--- EXERCISE AIM ---
Your task is to repeat, word for word, the line containing "Convert this document image to plain text." and all lines that follow it to the end of the material, and no other lines.

--- MATERIAL SHOWN ---

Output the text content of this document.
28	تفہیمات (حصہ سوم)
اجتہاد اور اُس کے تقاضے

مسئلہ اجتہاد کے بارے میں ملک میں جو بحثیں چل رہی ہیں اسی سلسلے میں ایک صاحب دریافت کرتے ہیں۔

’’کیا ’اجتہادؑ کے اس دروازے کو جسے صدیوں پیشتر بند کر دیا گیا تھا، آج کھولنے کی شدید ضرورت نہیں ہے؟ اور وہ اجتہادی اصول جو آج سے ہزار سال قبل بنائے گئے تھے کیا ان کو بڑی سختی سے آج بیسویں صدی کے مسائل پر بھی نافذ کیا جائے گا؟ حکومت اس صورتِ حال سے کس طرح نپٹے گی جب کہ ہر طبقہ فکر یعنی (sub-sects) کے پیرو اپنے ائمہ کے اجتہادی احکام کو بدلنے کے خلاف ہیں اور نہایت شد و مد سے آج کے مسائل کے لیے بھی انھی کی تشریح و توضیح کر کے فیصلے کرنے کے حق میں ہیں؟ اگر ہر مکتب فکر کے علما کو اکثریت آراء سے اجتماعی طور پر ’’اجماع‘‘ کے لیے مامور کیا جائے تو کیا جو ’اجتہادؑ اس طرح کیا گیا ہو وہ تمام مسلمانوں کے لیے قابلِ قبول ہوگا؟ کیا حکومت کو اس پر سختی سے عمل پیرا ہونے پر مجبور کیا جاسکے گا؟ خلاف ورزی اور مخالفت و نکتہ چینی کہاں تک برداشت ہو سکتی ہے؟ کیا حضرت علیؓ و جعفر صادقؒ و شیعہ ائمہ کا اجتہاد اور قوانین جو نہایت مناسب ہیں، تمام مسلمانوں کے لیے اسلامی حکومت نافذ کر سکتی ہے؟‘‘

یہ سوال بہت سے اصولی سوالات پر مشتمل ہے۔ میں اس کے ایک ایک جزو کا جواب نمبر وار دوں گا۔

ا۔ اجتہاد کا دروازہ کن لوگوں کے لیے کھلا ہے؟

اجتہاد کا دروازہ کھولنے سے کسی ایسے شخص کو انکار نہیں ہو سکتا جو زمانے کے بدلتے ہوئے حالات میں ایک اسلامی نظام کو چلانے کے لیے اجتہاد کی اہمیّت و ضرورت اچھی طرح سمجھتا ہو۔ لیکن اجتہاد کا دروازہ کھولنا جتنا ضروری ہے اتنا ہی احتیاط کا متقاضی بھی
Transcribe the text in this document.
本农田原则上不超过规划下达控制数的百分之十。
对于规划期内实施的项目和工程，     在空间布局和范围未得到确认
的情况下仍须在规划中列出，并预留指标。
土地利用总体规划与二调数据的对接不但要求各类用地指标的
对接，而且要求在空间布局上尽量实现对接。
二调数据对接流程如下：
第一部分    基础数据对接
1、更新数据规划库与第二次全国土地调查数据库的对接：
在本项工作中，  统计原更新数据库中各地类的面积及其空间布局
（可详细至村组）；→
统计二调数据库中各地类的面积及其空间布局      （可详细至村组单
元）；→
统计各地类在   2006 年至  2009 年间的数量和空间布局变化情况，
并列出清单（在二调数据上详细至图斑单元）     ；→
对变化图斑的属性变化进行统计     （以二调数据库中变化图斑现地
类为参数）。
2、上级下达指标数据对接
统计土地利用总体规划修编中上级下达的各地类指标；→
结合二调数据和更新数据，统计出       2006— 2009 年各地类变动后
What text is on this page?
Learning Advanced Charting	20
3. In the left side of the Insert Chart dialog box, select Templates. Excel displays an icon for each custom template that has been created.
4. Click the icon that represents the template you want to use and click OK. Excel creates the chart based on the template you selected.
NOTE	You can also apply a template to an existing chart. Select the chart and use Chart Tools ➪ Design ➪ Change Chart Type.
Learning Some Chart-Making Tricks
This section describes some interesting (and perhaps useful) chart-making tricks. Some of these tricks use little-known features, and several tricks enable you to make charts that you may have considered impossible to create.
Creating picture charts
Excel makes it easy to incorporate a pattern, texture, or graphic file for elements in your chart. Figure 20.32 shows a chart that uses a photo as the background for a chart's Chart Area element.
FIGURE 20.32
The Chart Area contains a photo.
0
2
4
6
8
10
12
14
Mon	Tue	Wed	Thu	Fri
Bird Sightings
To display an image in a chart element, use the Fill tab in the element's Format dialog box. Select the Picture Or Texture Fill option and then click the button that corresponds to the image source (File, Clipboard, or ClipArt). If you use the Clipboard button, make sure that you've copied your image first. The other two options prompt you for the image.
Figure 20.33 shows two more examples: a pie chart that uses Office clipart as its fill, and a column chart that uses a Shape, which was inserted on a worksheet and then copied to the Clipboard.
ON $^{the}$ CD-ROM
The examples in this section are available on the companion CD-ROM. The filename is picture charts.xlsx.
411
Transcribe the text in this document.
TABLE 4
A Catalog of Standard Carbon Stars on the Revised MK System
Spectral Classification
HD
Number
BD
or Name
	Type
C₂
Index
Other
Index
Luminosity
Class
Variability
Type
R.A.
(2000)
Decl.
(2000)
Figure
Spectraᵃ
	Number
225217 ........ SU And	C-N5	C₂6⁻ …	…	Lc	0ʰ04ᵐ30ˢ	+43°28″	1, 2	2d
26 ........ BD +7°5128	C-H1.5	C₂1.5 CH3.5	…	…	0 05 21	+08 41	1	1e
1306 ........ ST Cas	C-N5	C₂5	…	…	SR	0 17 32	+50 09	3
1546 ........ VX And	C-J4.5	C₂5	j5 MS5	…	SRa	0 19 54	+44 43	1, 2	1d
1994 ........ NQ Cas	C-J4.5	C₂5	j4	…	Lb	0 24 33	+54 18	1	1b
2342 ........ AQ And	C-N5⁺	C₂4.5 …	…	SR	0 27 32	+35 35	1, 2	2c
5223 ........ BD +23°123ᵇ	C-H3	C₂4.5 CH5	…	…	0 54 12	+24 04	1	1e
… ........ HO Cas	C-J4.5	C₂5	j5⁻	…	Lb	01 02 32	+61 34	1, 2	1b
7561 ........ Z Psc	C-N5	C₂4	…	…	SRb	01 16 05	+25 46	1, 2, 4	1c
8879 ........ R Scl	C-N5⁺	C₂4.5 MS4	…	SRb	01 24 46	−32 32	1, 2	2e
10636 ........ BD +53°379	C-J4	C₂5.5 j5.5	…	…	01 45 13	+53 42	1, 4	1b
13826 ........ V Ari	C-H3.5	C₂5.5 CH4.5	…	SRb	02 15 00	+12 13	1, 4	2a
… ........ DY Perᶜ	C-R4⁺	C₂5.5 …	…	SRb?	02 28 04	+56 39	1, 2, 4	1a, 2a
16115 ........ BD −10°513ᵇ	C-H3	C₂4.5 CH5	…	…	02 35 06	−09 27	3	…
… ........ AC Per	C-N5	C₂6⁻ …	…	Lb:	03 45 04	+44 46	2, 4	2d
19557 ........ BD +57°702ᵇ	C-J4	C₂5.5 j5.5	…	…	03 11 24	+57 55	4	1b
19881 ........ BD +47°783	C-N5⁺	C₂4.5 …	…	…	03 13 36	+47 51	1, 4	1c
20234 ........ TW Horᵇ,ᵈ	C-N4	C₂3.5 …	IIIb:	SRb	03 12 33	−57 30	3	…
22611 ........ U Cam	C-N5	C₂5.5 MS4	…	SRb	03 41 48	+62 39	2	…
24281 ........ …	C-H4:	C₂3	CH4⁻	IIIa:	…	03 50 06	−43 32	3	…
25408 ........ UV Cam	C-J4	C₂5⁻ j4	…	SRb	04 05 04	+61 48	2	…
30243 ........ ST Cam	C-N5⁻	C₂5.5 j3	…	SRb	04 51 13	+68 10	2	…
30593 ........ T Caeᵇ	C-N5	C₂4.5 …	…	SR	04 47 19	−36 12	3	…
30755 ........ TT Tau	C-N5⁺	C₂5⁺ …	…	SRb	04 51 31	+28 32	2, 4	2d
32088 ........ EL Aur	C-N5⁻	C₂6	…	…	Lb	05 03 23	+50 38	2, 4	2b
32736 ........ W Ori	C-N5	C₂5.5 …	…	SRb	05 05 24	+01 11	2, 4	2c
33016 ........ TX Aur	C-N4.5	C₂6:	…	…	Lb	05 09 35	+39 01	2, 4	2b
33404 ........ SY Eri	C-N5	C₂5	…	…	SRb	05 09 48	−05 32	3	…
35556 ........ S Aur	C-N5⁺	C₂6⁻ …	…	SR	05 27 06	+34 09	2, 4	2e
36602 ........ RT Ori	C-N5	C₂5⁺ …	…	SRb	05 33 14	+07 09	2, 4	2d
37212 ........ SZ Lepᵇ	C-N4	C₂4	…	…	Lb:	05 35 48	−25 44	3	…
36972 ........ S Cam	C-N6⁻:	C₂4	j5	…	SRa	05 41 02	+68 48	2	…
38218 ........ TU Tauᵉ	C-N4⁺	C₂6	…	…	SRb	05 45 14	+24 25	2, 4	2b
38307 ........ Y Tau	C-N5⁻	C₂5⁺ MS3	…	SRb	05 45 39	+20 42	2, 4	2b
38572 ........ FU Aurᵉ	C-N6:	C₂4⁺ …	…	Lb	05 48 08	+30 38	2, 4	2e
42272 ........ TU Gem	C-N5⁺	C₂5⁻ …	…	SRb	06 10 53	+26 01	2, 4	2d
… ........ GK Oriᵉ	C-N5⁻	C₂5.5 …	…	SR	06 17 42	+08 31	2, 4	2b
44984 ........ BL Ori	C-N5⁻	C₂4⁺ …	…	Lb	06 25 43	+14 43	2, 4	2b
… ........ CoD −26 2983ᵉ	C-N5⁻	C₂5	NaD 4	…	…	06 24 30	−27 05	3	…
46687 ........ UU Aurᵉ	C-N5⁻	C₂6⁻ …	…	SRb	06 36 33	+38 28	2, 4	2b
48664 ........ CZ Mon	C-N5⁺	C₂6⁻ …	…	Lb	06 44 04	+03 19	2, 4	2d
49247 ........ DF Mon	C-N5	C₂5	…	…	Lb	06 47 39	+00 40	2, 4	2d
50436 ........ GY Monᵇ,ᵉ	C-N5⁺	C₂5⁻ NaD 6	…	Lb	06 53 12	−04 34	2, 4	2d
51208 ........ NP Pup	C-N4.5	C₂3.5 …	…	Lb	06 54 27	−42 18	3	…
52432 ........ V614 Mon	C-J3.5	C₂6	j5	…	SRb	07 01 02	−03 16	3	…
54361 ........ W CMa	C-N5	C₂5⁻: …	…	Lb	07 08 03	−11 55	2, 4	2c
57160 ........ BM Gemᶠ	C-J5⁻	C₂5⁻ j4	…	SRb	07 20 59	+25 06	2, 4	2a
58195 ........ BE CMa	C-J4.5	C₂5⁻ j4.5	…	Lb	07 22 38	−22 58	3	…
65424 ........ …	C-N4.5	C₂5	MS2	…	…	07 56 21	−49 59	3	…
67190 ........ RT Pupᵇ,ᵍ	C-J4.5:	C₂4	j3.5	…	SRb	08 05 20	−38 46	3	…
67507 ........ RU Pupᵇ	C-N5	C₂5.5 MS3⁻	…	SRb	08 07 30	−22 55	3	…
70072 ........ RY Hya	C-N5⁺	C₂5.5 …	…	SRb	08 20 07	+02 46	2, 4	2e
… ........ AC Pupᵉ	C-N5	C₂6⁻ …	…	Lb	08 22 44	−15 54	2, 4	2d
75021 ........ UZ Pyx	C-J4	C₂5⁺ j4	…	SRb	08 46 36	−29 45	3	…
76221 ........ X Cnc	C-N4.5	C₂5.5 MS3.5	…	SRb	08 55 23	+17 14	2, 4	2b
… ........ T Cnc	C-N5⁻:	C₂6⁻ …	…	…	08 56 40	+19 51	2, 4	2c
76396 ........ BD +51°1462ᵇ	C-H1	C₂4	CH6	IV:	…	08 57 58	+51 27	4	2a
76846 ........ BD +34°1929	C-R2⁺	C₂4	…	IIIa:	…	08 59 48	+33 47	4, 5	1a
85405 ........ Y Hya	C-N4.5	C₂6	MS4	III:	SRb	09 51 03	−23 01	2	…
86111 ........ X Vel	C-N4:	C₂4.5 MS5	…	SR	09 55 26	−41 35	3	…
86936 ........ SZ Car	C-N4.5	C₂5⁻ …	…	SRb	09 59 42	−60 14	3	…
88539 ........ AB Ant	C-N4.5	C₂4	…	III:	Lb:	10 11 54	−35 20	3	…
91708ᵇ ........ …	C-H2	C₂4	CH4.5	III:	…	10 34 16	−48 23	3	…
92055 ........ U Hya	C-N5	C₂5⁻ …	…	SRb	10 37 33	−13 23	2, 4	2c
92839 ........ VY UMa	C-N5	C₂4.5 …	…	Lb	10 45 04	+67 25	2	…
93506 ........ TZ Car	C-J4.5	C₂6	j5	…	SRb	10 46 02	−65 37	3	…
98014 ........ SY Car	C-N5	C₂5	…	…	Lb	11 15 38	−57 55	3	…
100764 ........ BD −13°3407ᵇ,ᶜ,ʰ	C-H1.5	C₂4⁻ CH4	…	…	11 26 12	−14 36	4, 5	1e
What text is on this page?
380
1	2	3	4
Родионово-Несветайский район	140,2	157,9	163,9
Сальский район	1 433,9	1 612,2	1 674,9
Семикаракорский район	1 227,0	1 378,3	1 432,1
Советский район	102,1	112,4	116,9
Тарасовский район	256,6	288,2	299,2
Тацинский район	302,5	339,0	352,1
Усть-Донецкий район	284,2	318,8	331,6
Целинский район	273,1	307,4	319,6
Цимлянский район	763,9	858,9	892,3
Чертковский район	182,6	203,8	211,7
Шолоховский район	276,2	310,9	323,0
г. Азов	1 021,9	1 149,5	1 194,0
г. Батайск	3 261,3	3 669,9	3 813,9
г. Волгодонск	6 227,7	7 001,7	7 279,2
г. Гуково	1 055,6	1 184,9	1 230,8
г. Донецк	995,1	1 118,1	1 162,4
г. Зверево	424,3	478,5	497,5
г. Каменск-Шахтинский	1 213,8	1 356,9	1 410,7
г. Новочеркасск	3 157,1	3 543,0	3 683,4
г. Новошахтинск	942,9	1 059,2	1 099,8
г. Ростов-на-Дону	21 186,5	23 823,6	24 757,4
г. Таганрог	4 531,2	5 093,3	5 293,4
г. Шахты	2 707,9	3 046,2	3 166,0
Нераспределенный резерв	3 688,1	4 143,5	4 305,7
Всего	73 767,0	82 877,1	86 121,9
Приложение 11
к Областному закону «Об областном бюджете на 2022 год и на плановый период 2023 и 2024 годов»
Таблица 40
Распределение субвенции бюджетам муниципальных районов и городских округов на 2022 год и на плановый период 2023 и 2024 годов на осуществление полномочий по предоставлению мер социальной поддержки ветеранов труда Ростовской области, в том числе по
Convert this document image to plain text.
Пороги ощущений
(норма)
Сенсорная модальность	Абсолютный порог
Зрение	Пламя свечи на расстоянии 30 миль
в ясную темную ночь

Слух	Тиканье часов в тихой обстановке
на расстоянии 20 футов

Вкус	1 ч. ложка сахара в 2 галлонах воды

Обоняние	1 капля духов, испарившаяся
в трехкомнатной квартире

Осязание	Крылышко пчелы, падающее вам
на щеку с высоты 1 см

--- FULL OUTPUT ---
Convert this document image to plain text.
Пороги ощущений
(норма)
Сенсорная модальность	Абсолютный порог
Зрение	Пламя свечи на расстоянии 30 миль
в ясную темную ночь

Слух	Тиканье часов в тихой обстановке
на расстоянии 20 футов

Вкус	1 ч. ложка сахара в 2 галлонах воды

Обоняние	1 капля духов, испарившаяся
в трехкомнатной квартире

Осязание	Крылышко пчелы, падающее вам
на щеку с высоты 1 см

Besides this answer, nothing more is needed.